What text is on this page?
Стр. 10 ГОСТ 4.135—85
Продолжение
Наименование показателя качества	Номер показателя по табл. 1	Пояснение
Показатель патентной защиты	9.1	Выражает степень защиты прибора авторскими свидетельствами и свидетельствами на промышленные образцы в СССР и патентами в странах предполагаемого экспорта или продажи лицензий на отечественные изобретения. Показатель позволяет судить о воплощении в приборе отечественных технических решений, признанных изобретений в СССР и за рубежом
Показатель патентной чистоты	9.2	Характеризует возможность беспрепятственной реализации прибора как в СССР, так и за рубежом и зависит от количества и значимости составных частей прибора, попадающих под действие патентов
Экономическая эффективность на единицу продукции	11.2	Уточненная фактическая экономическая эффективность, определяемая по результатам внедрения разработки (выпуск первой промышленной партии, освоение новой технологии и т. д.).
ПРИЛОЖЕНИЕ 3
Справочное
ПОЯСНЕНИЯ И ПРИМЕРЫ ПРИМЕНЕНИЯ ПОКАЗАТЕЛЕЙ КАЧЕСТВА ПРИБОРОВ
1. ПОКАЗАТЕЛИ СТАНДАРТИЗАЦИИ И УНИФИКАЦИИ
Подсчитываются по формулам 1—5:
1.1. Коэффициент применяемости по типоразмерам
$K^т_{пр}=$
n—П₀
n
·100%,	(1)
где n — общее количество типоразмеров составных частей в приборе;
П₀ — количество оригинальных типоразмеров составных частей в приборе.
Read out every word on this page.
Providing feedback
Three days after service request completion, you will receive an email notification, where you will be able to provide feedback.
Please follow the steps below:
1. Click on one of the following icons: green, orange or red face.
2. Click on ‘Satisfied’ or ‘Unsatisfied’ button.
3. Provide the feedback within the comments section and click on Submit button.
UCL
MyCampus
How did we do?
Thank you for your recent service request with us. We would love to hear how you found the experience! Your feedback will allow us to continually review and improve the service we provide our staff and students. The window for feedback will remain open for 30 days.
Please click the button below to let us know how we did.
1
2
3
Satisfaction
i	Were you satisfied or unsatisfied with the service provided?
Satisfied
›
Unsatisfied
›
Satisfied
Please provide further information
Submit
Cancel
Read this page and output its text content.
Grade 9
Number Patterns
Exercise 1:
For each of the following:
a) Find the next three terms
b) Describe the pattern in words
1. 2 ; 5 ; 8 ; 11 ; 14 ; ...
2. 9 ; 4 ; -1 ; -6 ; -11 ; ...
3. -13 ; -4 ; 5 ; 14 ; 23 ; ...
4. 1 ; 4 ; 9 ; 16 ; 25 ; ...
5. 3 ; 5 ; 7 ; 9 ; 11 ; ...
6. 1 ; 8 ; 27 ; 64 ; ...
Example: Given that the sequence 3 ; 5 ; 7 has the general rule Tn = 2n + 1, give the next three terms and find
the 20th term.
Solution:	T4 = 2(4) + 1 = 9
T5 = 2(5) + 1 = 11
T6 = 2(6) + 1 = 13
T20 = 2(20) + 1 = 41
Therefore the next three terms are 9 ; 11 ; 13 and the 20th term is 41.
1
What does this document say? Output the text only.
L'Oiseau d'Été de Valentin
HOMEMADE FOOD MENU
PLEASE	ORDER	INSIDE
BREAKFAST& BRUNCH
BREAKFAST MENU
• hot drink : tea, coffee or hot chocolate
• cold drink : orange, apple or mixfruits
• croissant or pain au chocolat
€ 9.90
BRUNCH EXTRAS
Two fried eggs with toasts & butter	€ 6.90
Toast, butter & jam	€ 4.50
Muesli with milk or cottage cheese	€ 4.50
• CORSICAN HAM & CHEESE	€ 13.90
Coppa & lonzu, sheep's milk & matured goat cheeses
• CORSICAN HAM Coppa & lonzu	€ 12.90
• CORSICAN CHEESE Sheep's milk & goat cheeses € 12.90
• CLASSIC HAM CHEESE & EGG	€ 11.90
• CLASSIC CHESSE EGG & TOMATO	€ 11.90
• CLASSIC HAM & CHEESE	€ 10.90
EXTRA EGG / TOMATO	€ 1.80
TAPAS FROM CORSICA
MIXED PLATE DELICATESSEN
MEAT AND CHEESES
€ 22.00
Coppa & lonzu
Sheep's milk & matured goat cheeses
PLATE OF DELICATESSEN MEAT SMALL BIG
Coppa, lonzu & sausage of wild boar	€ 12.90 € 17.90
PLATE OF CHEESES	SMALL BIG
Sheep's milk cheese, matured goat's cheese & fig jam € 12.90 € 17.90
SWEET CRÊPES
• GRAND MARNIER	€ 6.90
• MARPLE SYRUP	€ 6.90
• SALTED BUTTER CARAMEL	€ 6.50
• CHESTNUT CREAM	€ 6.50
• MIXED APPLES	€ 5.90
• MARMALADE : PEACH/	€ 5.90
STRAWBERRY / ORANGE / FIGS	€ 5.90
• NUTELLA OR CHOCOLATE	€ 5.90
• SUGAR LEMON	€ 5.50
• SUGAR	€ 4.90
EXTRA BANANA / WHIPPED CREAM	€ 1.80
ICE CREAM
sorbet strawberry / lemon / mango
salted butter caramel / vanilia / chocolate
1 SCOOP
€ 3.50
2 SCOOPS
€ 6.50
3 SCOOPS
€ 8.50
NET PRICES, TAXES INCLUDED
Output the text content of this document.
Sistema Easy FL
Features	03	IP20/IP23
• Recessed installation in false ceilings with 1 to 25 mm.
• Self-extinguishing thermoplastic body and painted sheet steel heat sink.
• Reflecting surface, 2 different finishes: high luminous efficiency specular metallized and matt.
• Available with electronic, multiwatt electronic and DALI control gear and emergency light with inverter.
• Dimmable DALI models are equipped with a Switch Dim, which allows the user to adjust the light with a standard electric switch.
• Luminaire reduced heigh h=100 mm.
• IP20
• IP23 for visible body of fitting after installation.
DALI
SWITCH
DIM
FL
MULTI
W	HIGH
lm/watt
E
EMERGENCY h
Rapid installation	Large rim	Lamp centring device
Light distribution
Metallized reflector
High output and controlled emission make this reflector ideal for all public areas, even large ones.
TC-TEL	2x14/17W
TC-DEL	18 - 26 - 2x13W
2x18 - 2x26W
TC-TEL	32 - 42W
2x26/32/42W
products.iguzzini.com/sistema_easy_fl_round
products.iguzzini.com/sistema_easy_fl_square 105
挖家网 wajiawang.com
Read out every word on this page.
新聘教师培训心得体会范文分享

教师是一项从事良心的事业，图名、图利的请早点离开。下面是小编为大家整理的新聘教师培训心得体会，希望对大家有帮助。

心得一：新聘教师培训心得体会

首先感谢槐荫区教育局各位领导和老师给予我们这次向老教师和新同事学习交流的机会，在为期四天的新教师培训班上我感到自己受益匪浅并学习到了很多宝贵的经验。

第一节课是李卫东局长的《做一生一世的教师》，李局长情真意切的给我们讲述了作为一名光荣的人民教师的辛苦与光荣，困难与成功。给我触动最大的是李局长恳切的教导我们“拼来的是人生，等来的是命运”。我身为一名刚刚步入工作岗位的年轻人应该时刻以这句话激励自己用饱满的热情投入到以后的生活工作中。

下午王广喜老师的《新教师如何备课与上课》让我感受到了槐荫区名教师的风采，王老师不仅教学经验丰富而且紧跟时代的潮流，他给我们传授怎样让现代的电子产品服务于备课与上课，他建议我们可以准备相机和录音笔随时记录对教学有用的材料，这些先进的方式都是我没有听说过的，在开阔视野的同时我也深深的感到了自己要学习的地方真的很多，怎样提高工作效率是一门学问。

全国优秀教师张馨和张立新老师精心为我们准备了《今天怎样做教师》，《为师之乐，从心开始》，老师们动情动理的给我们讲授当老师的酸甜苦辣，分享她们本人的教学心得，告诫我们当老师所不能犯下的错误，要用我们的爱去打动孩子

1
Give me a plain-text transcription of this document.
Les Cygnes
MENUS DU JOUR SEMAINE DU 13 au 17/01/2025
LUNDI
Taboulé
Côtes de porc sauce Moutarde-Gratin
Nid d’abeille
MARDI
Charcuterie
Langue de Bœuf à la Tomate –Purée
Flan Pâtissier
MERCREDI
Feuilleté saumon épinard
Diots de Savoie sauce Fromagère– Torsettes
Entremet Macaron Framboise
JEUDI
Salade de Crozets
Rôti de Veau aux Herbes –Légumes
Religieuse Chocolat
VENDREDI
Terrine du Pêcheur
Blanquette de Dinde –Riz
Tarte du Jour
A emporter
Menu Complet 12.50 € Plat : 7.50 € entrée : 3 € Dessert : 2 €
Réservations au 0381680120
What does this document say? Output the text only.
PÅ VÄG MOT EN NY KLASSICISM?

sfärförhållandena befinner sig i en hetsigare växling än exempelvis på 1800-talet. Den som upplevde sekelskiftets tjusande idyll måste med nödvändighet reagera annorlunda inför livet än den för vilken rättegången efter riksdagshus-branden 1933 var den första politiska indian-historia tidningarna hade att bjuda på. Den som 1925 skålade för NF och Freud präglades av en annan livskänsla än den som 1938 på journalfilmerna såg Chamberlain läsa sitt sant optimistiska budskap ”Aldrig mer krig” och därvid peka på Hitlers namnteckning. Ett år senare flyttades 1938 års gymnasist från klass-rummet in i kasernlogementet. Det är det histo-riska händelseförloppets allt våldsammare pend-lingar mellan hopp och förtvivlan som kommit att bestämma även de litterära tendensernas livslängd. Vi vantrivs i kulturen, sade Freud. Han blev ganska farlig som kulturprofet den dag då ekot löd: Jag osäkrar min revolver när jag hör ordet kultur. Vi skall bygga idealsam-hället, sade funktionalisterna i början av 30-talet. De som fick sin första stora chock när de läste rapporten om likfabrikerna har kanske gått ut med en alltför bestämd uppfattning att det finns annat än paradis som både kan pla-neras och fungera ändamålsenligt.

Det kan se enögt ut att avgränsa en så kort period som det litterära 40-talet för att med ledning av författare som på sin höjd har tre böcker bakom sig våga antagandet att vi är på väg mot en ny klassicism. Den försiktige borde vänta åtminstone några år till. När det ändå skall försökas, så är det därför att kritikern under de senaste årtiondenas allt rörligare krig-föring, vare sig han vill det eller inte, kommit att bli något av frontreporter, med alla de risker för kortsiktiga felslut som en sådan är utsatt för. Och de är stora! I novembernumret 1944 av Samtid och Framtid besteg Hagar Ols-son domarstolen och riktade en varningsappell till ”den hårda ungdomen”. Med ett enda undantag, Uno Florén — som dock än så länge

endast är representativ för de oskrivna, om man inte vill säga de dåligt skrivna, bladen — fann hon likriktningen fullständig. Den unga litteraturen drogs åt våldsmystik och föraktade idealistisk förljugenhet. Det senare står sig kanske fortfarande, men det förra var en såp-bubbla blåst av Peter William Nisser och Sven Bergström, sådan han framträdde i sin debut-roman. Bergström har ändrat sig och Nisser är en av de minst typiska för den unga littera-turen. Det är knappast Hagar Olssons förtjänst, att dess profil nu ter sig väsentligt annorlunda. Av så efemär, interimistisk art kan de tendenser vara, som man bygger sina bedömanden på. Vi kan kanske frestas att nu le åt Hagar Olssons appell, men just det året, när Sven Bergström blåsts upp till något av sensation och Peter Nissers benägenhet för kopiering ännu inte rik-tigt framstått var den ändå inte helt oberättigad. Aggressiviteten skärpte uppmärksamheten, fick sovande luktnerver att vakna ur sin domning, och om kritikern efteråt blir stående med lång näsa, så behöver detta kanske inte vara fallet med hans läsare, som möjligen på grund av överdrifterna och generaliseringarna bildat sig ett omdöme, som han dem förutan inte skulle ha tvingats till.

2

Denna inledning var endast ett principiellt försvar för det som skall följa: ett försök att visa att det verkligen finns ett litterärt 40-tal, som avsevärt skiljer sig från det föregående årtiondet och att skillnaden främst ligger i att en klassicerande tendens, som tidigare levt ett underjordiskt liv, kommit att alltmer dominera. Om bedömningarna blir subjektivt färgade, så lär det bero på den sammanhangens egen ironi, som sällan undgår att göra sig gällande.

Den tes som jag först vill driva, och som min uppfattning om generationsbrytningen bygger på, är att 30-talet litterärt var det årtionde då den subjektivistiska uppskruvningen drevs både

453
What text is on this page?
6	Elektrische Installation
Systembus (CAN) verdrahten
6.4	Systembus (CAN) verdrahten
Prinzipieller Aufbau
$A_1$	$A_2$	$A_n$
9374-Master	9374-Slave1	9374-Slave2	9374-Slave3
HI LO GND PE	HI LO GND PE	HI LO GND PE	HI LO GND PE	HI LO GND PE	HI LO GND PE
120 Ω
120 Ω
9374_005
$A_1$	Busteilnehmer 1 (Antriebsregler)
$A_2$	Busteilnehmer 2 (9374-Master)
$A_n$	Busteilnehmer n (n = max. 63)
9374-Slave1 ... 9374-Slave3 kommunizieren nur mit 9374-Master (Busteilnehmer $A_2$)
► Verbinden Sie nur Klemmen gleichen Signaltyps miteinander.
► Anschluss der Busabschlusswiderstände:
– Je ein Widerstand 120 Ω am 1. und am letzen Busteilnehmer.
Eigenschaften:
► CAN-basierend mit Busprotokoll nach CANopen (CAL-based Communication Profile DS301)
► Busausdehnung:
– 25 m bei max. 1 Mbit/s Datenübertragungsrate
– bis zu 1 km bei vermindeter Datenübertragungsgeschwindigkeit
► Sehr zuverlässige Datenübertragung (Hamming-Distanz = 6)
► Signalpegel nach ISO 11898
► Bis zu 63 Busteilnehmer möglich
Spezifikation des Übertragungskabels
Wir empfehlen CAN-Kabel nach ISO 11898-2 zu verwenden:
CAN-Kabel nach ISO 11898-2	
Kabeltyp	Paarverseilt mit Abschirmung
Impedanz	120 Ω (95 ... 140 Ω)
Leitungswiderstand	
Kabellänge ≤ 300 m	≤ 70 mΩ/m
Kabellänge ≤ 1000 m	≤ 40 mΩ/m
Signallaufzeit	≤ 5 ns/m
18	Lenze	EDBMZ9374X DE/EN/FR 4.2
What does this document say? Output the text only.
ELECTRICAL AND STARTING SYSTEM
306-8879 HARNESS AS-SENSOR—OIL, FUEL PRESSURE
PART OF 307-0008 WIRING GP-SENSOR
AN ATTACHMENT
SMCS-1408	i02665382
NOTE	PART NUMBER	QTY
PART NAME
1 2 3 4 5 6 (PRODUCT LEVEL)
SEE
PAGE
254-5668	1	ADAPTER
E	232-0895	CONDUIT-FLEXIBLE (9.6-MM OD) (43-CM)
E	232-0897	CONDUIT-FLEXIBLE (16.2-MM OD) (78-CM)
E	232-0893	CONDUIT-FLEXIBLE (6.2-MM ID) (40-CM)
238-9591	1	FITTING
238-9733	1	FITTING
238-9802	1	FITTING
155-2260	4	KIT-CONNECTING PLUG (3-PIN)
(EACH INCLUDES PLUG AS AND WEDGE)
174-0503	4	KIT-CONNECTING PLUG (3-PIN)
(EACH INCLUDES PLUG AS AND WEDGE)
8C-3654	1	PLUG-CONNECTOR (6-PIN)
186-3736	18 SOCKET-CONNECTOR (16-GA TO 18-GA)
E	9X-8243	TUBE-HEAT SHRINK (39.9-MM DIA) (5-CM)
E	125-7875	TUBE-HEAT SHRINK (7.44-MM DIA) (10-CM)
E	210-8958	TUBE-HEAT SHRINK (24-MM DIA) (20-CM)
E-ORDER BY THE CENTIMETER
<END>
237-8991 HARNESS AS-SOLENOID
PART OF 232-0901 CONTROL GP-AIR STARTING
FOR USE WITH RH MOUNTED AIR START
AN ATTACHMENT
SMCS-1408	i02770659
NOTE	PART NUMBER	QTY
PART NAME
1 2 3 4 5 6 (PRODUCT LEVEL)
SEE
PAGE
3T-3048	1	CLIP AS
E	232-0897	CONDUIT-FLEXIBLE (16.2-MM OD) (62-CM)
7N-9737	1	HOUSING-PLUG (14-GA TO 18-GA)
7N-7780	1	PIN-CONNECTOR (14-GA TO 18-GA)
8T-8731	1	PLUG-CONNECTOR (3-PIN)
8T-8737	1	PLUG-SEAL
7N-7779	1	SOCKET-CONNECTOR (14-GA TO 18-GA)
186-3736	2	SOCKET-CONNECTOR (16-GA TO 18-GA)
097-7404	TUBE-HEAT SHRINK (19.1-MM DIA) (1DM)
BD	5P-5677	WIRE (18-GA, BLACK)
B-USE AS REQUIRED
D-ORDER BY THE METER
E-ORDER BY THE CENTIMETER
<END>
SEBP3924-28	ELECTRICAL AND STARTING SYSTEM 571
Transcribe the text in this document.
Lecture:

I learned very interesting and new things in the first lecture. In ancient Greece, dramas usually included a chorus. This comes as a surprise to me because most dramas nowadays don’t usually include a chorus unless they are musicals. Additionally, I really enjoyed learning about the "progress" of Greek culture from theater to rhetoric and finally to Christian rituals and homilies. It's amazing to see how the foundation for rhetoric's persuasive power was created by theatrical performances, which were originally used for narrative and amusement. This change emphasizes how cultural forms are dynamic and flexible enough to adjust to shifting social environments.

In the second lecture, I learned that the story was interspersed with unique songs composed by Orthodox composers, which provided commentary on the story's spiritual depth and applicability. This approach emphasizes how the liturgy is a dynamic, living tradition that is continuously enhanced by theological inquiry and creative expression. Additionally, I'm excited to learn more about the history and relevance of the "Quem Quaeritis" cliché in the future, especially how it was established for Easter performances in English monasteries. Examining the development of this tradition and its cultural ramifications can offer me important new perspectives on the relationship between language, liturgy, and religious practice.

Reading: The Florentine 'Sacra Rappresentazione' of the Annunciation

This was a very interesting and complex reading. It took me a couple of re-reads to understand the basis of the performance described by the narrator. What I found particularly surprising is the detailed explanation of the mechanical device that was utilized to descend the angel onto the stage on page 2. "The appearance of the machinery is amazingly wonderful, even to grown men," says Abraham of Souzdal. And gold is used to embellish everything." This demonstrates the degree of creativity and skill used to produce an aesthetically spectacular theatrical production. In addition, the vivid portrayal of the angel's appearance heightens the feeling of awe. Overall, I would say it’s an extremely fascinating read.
########################################
◆ Exercise
Copy out every line with the word "nach".

◆ Response to this task
► CAN-basierend mit Busprotokoll nach CANopen (CAL-based Communication Profile DS301)
► Signalpegel nach ISO 11898
Wir empfehlen CAN-Kabel nach ISO 11898-2 zu verwenden:
CAN-Kabel nach ISO 11898-2	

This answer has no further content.